**WORK TO DO**
Copy all the material that follows, keeping every character the same.

**GIVEN INFORMATION**
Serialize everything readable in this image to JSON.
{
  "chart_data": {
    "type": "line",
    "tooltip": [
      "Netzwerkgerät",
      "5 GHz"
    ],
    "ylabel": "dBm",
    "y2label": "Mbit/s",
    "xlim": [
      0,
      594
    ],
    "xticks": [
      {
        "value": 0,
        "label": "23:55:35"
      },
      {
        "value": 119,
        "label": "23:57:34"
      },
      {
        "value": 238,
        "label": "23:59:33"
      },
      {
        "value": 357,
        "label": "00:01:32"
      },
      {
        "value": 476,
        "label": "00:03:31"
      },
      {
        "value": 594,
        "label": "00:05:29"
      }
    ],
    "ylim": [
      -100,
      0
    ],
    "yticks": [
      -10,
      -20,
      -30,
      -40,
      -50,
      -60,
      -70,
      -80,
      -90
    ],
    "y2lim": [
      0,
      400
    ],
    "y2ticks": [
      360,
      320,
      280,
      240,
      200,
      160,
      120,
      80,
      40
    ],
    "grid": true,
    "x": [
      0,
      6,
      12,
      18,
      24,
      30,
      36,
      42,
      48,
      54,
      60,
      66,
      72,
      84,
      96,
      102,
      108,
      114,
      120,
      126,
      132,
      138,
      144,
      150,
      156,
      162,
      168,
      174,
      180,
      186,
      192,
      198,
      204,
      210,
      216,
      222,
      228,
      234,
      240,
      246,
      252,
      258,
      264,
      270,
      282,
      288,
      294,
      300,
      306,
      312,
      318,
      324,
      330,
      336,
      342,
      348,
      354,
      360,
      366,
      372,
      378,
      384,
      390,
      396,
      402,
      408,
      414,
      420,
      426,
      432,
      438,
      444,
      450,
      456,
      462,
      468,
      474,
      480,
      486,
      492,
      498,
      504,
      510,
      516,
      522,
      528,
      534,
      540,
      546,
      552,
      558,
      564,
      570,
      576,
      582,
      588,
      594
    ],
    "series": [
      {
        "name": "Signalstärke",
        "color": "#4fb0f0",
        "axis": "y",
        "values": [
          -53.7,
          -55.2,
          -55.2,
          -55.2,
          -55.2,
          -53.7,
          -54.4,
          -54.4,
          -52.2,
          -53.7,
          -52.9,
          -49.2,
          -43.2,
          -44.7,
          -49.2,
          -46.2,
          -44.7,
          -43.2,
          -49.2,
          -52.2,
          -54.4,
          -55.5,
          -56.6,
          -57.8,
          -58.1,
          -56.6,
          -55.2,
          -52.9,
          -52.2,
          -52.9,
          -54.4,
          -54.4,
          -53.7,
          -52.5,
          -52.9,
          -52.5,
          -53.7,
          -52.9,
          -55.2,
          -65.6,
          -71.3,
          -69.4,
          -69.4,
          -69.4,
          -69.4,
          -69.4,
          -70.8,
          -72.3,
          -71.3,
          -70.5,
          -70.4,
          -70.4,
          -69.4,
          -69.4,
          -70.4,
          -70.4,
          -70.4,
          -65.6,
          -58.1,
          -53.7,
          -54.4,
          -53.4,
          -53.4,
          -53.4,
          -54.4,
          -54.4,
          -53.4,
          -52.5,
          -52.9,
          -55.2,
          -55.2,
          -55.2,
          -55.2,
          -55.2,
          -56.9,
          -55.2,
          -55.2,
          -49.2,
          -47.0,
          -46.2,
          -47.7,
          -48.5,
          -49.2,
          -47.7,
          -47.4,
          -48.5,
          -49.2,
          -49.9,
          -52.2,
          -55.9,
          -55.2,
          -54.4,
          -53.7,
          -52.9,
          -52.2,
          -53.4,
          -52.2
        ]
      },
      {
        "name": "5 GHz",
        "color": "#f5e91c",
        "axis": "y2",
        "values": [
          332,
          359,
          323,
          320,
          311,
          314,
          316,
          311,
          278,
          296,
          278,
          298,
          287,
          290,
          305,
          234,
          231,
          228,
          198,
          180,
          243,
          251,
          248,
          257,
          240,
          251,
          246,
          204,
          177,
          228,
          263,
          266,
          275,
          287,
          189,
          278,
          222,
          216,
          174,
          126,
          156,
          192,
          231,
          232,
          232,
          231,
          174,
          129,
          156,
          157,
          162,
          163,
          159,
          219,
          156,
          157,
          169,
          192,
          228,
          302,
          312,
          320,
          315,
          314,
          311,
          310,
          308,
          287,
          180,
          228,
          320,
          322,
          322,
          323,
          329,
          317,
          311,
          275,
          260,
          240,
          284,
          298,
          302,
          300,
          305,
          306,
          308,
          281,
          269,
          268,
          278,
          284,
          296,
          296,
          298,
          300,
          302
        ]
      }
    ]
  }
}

**OUTPUT FOR THIS EXERCISE**
Serialize everything readable in this image to JSON.
{
  "chart_data": {
    "type": "line",
    "tooltip": [
      "Netzwerkgerät",
      "5 GHz"
    ],
    "ylabel": "dBm",
    "y2label": "Mbit/s",
    "xlim": [
      0,
      594
    ],
    "xticks": [
      {
        "value": 0,
        "label": "23:55:35"
      },
      {
        "value": 119,
        "label": "23:57:34"
      },
      {
        "value": 238,
        "label": "23:59:33"
      },
      {
        "value": 357,
        "label": "00:01:32"
      },
      {
        "value": 476,
        "label": "00:03:31"
      },
      {
        "value": 594,
        "label": "00:05:29"
      }
    ],
    "ylim": [
      -100,
      0
    ],
    "yticks": [
      -10,
      -20,
      -30,
      -40,
      -50,
      -60,
      -70,
      -80,
      -90
    ],
    "y2lim": [
      0,
      400
    ],
    "y2ticks": [
      360,
      320,
      280,
      240,
      200,
      160,
      120,
      80,
      40
    ],
    "grid": true,
    "x": [
      0,
      6,
      12,
      18,
      24,
      30,
      36,
      42,
      48,
      54,
      60,
      66,
      72,
      84,
      96,
      102,
      108,
      114,
      120,
      126,
      132,
      138,
      144,
      150,
      156,
      162,
      168,
      174,
      180,
      186,
      192,
      198,
      204,
      210,
      216,
      222,
      228,
      234,
      240,
      246,
      252,
      258,
      264,
      270,
      282,
      288,
      294,
      300,
      306,
      312,
      318,
      324,
      330,
      336,
      342,
      348,
      354,
      360,
      366,
      372,
      378,
      384,
      390,
      396,
      402,
      408,
      414,
      420,
      426,
      432,
      438,
      444,
      450,
      456,
      462,
      468,
      474,
      480,
      486,
      492,
      498,
      504,
      510,
      516,
      522,
      528,
      534,
      540,
      546,
      552,
      558,
      564,
      570,
      576,
      582,
      588,
      594
    ],
    "series": [
      {
        "name": "Signalstärke",
        "color": "#4fb0f0",
        "axis": "y",
        "values": [
          -53.7,
          -55.2,
          -55.2,
          -55.2,
          -55.2,
          -53.7,
          -54.4,
          -54.4,
          -52.2,
          -53.7,
          -52.9,
          -49.2,
          -43.2,
          -44.7,
          -49.2,
          -46.2,
          -44.7,
          -43.2,
          -49.2,
          -52.2,
          -54.4,
          -55.5,
          -56.6,
          -57.8,
          -58.1,
          -56.6,
          -55.2,
          -52.9,
          -52.2,
          -52.9,
          -54.4,
          -54.4,
          -53.7,
          -52.5,
          -52.9,
          -52.5,
          -53.7,
          -52.9,
          -55.2,
          -65.6,
          -71.3,
          -69.4,
          -69.4,
          -69.4,
          -69.4,
          -69.4,
          -70.8,
          -72.3,
          -71.3,
          -70.5,
          -70.4,
          -70.4,
          -69.4,
          -69.4,
          -70.4,
          -70.4,
          -70.4,
          -65.6,
          -58.1,
          -53.7,
          -54.4,
          -53.4,
          -53.4,
          -53.4,
          -54.4,
          -54.4,
          -53.4,
          -52.5,
          -52.9,
          -55.2,
          -55.2,
          -55.2,
          -55.2,
          -55.2,
          -56.9,
          -55.2,
          -55.2,
          -49.2,
          -47.0,
          -46.2,
          -47.7,
          -48.5,
          -49.2,
          -47.7,
          -47.4,
          -48.5,
          -49.2,
          -49.9,
          -52.2,
          -55.9,
          -55.2,
          -54.4,
          -53.7,
          -52.9,
          -52.2,
          -53.4,
          -52.2
        ]
      },
      {
        "name": "5 GHz",
        "color": "#f5e91c",
        "axis": "y2",
        "values": [
          332,
          359,
          323,
          320,
          311,
          314,
          316,
          311,
          278,
          296,
          278,
          298,
          287,
          290,
          305,
          234,
          231,
          228,
          198,
          180,
          243,
          251,
          248,
          257,
          240,
          251,
          246,
          204,
          177,
          228,
          263,
          266,
          275,
          287,
          189,
          278,
          222,
          216,
          174,
          126,
          156,
          192,
          231,
          232,
          232,
          231,
          174,
          129,
          156,
          157,
          162,
          163,
          159,
          219,
          156,
          157,
          169,
          192,
          228,
          302,
          312,
          320,
          315,
          314,
          311,
          310,
          308,
          287,
          180,
          228,
          320,
          322,
          322,
          323,
          329,
          317,
          311,
          275,
          260,
          240,
          284,
          298,
          302,
          300,
          305,
          306,
          308,
          281,
          269,
          268,
          278,
          284,
          296,
          296,
          298,
          300,
          302
        ]
      }
    ]
  }
}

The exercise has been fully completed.